:: Source

# matte white and carbon, a match made in heaven



## mitchy (May 12, 2013)

*no longer matte white, just carbon.*

*FRAME* - Flyxii FR-602 Disc CX (carbon fibre)
*FORK* - Flyxii FR-602 Disc CX (carbon fibre)
*HEADSET* - ZS/ZS
*STEM* - Flyxii 80mm x -6° (carbon fibre)
*BARS* - Easton Haven 711mm 20mm rise (carbon fibre)
*GRIPS* - Prologo foam
*BRAKES* - Hope Stealth Race Evo X2
*BRAKE ROTORS* - Avid HS1 160F/160R
*SHIFTER* - Sram X9 10 speed
*REAR DERAILLEUR* - Sram Rival 10 speed short cage
*BOTTOM BRACKET* - Token w/- GXP bushes
*CRANKS* - Sram S950 compact (carbon fibre)
*CHAIN RING* - AbsoluteBLACK CX 38T
*PEDALS* - plastic jobs
*CHAIN* - KMC X10-L
*CASSETTE* - Shimano Ultegra 6700 10 speed 11-28t
*RIMS* - 29" Crank Brothers Cobalt 3
*HUBS* - Crank Brothers QR front, QR rear
*SPOKES* - Crank Brothers
*TIRES* - Continental Gatorskin 700x25c
*SEAT POST* - Flyxii 31.6mm (carbon fibre)
*SEAT CLAMP* - Hope 34.9mm
*SADDLE* - Toiga Spyder Twin Tail
*CABLE HOUSING* - Jagwire
*HYDRAULIC LINES* - Jagwire
*BIKE WEIGHT* - 7.1 kg


----------



## David C (May 25, 2011)

Quick question... Where are the fenders at ? Can't call it a true commuter without fenders and mud guards ! Pretty sure you can find some carbon ones that will add aero-dynamism to the bike too 

So it sure is a nice build, although I am worried about the 700c wheels vs the trail mix setup. Is it mostly for country roads or are you gonna go play trough downtown traffic and city parks on your way to work everyday ? Locking the bike out of sight or keeping it with you all day ? Racing underground street creeds throughout the city at night ?

I'm really curious what is your main use for that build haha

None of the less, you must have a good job to finance this operation, although it's probably still cheaper than owning and driving your car instead


----------



## aBicycle (Jun 13, 2012)

How the crap did you do this for under a grand? When I built up my cross check the frame alone was like $500 or so after the headset and frame prep. Then the wheels brought it to about a grand before anything else.


----------



## darinmg (Feb 16, 2012)

Read his post again....he trippled his budget, and isn't done yet

Sent from my Note 2


----------



## mitchy (May 12, 2013)

fenders and mud guards need not apply... they would ruin the sleek lines, not to mention add unnecessary grams. 
i work from home, so fortunately it's not left anywhere often, mainly for cruising around town and running errands.

::::
:: Data provided

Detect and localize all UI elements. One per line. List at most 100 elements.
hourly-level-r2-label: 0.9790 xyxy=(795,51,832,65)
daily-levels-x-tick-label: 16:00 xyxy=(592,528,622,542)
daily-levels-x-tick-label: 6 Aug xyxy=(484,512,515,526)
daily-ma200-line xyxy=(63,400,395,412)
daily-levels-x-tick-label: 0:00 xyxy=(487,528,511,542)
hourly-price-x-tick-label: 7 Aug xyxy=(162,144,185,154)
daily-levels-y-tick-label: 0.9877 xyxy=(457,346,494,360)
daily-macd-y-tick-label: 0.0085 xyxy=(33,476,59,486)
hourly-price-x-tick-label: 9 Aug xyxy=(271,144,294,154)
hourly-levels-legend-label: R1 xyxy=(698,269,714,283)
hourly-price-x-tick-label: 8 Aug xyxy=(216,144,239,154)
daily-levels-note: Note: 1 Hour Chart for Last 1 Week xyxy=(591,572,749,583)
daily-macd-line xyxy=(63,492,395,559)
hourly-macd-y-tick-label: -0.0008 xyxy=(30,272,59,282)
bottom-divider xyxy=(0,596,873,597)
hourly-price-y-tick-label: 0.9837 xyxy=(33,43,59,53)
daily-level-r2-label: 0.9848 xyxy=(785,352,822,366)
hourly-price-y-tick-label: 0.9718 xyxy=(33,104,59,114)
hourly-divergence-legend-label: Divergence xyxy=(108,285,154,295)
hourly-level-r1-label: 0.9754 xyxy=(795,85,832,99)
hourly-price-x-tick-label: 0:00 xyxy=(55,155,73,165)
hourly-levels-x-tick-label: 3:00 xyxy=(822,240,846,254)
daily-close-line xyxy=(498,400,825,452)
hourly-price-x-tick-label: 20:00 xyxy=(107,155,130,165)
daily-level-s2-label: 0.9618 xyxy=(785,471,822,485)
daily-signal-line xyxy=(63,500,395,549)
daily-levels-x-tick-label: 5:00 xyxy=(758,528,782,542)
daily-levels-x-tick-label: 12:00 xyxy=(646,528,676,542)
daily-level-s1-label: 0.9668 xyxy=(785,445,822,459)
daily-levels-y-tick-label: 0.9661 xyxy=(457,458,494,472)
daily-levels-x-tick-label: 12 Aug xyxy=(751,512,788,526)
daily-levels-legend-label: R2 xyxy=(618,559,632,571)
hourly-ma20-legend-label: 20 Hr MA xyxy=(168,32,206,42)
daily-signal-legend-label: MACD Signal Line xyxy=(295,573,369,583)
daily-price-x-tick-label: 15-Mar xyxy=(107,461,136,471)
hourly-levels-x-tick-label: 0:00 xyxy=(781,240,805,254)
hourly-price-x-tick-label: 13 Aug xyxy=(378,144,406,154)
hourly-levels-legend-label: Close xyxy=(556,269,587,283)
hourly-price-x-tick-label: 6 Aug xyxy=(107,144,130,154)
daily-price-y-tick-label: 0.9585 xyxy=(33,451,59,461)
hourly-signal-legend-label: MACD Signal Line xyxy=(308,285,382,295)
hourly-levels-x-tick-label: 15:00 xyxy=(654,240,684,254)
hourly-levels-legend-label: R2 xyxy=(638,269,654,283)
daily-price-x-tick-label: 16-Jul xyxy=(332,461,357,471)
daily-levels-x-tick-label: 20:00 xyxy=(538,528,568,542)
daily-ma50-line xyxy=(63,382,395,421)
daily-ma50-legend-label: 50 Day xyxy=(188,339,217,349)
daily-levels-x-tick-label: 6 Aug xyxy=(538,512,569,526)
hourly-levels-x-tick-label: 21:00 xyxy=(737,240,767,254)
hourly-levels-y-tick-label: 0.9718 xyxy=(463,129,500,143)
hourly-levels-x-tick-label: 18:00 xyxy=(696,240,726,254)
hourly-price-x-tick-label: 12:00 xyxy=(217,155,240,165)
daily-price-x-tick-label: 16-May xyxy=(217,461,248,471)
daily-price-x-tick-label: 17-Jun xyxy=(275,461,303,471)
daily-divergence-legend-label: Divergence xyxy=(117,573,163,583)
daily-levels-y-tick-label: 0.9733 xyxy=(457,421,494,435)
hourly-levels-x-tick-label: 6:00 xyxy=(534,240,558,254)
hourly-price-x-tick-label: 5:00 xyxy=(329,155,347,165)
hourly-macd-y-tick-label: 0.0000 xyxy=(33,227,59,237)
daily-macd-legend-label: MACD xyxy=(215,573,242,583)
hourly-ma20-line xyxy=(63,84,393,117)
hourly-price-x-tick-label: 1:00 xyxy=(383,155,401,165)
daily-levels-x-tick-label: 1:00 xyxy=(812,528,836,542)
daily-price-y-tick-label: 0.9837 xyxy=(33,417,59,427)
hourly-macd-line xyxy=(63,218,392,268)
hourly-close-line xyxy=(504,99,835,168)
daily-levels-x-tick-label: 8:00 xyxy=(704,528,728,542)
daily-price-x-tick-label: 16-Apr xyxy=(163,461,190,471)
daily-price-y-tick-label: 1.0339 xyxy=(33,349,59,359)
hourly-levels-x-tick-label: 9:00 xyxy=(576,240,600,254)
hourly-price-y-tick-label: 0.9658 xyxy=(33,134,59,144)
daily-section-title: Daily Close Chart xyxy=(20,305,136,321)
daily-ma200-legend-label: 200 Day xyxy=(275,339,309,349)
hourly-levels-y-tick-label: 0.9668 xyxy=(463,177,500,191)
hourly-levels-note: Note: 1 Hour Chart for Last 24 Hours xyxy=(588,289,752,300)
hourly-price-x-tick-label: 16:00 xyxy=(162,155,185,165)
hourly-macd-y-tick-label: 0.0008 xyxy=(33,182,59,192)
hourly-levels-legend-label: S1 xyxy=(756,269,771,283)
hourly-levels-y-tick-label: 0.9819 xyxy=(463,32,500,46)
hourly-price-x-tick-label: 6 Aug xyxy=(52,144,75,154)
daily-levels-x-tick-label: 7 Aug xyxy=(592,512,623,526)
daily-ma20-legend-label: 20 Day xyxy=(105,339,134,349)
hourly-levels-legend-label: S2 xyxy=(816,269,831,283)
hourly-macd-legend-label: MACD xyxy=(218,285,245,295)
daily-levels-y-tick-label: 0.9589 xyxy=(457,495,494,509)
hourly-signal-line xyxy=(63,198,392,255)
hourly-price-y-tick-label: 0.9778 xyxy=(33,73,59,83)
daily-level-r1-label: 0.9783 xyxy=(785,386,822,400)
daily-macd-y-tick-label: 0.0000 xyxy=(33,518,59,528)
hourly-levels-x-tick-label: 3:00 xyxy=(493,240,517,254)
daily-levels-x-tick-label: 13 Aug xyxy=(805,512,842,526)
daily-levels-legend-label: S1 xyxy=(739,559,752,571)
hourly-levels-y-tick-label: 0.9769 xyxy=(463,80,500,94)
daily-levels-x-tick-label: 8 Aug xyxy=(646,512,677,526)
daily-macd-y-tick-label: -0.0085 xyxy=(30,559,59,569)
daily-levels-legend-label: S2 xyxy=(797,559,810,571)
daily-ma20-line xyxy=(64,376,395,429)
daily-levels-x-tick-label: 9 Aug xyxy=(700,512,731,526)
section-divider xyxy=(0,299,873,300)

::::

**Goal A**:
In the bike build thread, shorten the paragraph beginning "How the crap did you do this" while keeping its main facts.
**Goal B**:
Reproduce the part of the bike build thread that opens with the words containing "I'm really curious" and closes with "before anything else.".
**Goal C**:
Answer these questions from the bike build thread:
(i) What is the listed bike weight?
(ii) What device was darinmg's post sent from?
(iii) According to mitchy, what is the bike mainly used for?

**Output A**:
The poster asks how the build came in under a grand. Their own Cross Check frame cost about $500 after the headset and frame prep, and the wheels brought the total to about a grand before anything else.

**Output B**:
I'm really curious what is your main use for that build haha

None of the less, you must have a good job to finance this operation, although it's probably still cheaper than owning and driving your car instead


----------



## aBicycle (Jun 13, 2012)

How the crap did you do this for under a grand? When I built up my cross check the frame alone was like $500 or so after the headset and frame prep. Then the wheels brought it to about a grand before anything else.

**Output C**:
(i) 7.1 kg
(ii) A Note 2
(iii) Cruising around town and running errands